__Input material__.

-=-=-=-=-

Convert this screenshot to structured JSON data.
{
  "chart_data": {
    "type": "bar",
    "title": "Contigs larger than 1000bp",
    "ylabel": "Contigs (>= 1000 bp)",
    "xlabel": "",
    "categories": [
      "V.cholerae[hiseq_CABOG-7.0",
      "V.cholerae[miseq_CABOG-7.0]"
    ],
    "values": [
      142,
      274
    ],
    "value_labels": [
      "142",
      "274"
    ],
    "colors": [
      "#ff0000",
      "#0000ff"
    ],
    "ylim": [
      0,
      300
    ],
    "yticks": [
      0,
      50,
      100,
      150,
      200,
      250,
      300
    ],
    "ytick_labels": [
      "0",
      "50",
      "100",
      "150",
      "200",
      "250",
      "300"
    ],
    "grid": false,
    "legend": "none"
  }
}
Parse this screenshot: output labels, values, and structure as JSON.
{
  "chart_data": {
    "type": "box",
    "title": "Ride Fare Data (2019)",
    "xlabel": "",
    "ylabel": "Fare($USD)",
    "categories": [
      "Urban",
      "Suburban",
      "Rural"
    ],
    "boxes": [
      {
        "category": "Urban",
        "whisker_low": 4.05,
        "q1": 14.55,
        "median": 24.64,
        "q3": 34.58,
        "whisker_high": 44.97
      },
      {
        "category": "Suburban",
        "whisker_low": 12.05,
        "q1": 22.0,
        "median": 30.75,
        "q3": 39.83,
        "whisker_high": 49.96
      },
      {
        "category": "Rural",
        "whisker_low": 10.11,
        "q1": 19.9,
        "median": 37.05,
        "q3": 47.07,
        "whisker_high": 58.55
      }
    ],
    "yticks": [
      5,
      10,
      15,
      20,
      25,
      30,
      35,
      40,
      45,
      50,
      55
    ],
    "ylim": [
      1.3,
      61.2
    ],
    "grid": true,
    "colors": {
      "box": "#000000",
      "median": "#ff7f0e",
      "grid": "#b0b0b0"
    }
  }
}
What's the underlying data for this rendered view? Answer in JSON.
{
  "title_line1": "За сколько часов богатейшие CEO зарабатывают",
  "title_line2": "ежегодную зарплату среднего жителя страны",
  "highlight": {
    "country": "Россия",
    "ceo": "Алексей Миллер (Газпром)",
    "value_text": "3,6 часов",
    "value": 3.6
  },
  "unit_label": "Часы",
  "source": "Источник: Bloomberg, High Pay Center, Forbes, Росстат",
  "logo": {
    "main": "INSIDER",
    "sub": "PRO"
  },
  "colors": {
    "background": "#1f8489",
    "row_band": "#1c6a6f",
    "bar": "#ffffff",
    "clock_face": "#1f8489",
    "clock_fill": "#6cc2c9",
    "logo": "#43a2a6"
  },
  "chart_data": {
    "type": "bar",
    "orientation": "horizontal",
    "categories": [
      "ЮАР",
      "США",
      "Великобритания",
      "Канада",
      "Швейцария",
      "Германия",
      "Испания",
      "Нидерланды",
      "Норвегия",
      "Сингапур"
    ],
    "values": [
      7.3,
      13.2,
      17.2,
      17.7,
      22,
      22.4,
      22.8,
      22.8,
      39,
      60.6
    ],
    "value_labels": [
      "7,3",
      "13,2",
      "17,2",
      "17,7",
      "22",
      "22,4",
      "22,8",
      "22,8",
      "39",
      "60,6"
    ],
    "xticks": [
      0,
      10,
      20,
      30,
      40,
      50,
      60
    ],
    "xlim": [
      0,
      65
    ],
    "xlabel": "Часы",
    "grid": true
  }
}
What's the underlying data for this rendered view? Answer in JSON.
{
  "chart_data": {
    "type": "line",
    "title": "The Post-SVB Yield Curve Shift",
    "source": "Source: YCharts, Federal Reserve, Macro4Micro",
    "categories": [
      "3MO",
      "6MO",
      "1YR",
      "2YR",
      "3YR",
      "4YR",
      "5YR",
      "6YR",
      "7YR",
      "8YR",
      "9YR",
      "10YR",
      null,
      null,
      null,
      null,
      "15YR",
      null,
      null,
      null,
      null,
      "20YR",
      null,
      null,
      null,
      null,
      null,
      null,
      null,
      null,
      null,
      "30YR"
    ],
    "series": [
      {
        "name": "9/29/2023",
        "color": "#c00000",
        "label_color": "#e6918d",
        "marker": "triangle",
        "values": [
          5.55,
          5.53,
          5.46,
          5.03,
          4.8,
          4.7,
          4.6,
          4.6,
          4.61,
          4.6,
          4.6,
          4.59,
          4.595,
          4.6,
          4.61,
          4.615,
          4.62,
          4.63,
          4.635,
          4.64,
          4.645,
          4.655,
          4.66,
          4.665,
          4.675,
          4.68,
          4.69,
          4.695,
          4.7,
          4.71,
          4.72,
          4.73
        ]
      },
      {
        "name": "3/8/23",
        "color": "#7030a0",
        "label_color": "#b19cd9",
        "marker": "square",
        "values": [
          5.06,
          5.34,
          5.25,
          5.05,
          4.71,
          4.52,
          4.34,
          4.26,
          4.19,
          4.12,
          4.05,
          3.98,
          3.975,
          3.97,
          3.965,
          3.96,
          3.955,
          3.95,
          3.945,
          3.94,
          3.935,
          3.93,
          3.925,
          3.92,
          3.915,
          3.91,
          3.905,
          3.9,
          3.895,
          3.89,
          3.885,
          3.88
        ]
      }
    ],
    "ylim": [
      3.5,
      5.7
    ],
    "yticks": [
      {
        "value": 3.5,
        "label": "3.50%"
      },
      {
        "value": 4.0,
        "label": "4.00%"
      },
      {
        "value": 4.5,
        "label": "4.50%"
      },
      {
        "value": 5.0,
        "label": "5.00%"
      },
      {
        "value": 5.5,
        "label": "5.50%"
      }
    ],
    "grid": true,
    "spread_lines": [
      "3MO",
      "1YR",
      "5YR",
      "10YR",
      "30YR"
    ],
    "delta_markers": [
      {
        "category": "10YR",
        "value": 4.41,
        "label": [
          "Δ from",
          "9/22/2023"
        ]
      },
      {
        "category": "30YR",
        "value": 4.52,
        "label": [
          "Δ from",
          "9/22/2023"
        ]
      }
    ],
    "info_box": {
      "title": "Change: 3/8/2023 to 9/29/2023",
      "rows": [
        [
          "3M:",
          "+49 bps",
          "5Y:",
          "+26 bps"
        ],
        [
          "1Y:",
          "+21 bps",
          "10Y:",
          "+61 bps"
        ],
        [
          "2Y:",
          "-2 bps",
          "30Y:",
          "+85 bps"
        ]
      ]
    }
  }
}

-=-=-=-=-

__Stated goal__. Make an exact copy of all the data.

__Completed task__.
Convert this screenshot to structured JSON data.
{
  "chart_data": {
    "type": "bar",
    "title": "Contigs larger than 1000bp",
    "ylabel": "Contigs (>= 1000 bp)",
    "xlabel": "",
    "categories": [
      "V.cholerae[hiseq_CABOG-7.0",
      "V.cholerae[miseq_CABOG-7.0]"
    ],
    "values": [
      142,
      274
    ],
    "value_labels": [
      "142",
      "274"
    ],
    "colors": [
      "#ff0000",
      "#0000ff"
    ],
    "ylim": [
      0,
      300
    ],
    "yticks": [
      0,
      50,
      100,
      150,
      200,
      250,
      300
    ],
    "ytick_labels": [
      "0",
      "50",
      "100",
      "150",
      "200",
      "250",
      "300"
    ],
    "grid": false,
    "legend": "none"
  }
}
Parse this screenshot: output labels, values, and structure as JSON.
{
  "chart_data": {
    "type": "box",
    "title": "Ride Fare Data (2019)",
    "xlabel": "",
    "ylabel": "Fare($USD)",
    "categories": [
      "Urban",
      "Suburban",
      "Rural"
    ],
    "boxes": [
      {
        "category": "Urban",
        "whisker_low": 4.05,
        "q1": 14.55,
        "median": 24.64,
        "q3": 34.58,
        "whisker_high": 44.97
      },
      {
        "category": "Suburban",
        "whisker_low": 12.05,
        "q1": 22.0,
        "median": 30.75,
        "q3": 39.83,
        "whisker_high": 49.96
      },
      {
        "category": "Rural",
        "whisker_low": 10.11,
        "q1": 19.9,
        "median": 37.05,
        "q3": 47.07,
        "whisker_high": 58.55
      }
    ],
    "yticks": [
      5,
      10,
      15,
      20,
      25,
      30,
      35,
      40,
      45,
      50,
      55
    ],
    "ylim": [
      1.3,
      61.2
    ],
    "grid": true,
    "colors": {
      "box": "#000000",
      "median": "#ff7f0e",
      "grid": "#b0b0b0"
    }
  }
}
What's the underlying data for this rendered view? Answer in JSON.
{
  "title_line1": "За сколько часов богатейшие CEO зарабатывают",
  "title_line2": "ежегодную зарплату среднего жителя страны",
  "highlight": {
    "country": "Россия",
    "ceo": "Алексей Миллер (Газпром)",
    "value_text": "3,6 часов",
    "value": 3.6
  },
  "unit_label": "Часы",
  "source": "Источник: Bloomberg, High Pay Center, Forbes, Росстат",
  "logo": {
    "main": "INSIDER",
    "sub": "PRO"
  },
  "colors": {
    "background": "#1f8489",
    "row_band": "#1c6a6f",
    "bar": "#ffffff",
    "clock_face": "#1f8489",
    "clock_fill": "#6cc2c9",
    "logo": "#43a2a6"
  },
  "chart_data": {
    "type": "bar",
    "orientation": "horizontal",
    "categories": [
      "ЮАР",
      "США",
      "Великобритания",
      "Канада",
      "Швейцария",
      "Германия",
      "Испания",
      "Нидерланды",
      "Норвегия",
      "Сингапур"
    ],
    "values": [
      7.3,
      13.2,
      17.2,
      17.7,
      22,
      22.4,
      22.8,
      22.8,
      39,
      60.6
    ],
    "value_labels": [
      "7,3",
      "13,2",
      "17,2",
      "17,7",
      "22",
      "22,4",
      "22,8",
      "22,8",
      "39",
      "60,6"
    ],
    "xticks": [
      0,
      10,
      20,
      30,
      40,
      50,
      60
    ],
    "xlim": [
      0,
      65
    ],
    "xlabel": "Часы",
    "grid": true
  }
}
What's the underlying data for this rendered view? Answer in JSON.
{
  "chart_data": {
    "type": "line",
    "title": "The Post-SVB Yield Curve Shift",
    "source": "Source: YCharts, Federal Reserve, Macro4Micro",
    "categories": [
      "3MO",
      "6MO",
      "1YR",
      "2YR",
      "3YR",
      "4YR",
      "5YR",
      "6YR",
      "7YR",
      "8YR",
      "9YR",
      "10YR",
      null,
      null,
      null,
      null,
      "15YR",
      null,
      null,
      null,
      null,
      "20YR",
      null,
      null,
      null,
      null,
      null,
      null,
      null,
      null,
      null,
      "30YR"
    ],
    "series": [
      {
        "name": "9/29/2023",
        "color": "#c00000",
        "label_color": "#e6918d",
        "marker": "triangle",
        "values": [
          5.55,
          5.53,
          5.46,
          5.03,
          4.8,
          4.7,
          4.6,
          4.6,
          4.61,
          4.6,
          4.6,
          4.59,
          4.595,
          4.6,
          4.61,
          4.615,
          4.62,
          4.63,
          4.635,
          4.64,
          4.645,
          4.655,
          4.66,
          4.665,
          4.675,
          4.68,
          4.69,
          4.695,
          4.7,
          4.71,
          4.72,
          4.73
        ]
      },
      {
        "name": "3/8/23",
        "color": "#7030a0",
        "label_color": "#b19cd9",
        "marker": "square",
        "values": [
          5.06,
          5.34,
          5.25,
          5.05,
          4.71,
          4.52,
          4.34,
          4.26,
          4.19,
          4.12,
          4.05,
          3.98,
          3.975,
          3.97,
          3.965,
          3.96,
          3.955,
          3.95,
          3.945,
          3.94,
          3.935,
          3.93,
          3.925,
          3.92,
          3.915,
          3.91,
          3.905,
          3.9,
          3.895,
          3.89,
          3.885,
          3.88
        ]
      }
    ],
    "ylim": [
      3.5,
      5.7
    ],
    "yticks": [
      {
        "value": 3.5,
        "label": "3.50%"
      },
      {
        "value": 4.0,
        "label": "4.00%"
      },
      {
        "value": 4.5,
        "label": "4.50%"
      },
      {
        "value": 5.0,
        "label": "5.00%"
      },
      {
        "value": 5.5,
        "label": "5.50%"
      }
    ],
    "grid": true,
    "spread_lines": [
      "3MO",
      "1YR",
      "5YR",
      "10YR",
      "30YR"
    ],
    "delta_markers": [
      {
        "category": "10YR",
        "value": 4.41,
        "label": [
          "Δ from",
          "9/22/2023"
        ]
      },
      {
        "category": "30YR",
        "value": 4.52,
        "label": [
          "Δ from",
          "9/22/2023"
        ]
      }
    ],
    "info_box": {
      "title": "Change: 3/8/2023 to 9/29/2023",
      "rows": [
        [
          "3M:",
          "+49 bps",
          "5Y:",
          "+26 bps"
        ],
        [
          "1Y:",
          "+21 bps",
          "10Y:",
          "+61 bps"
        ],
        [
          "2Y:",
          "-2 bps",
          "30Y:",
          "+85 bps"
        ]
      ]
    }
  }
}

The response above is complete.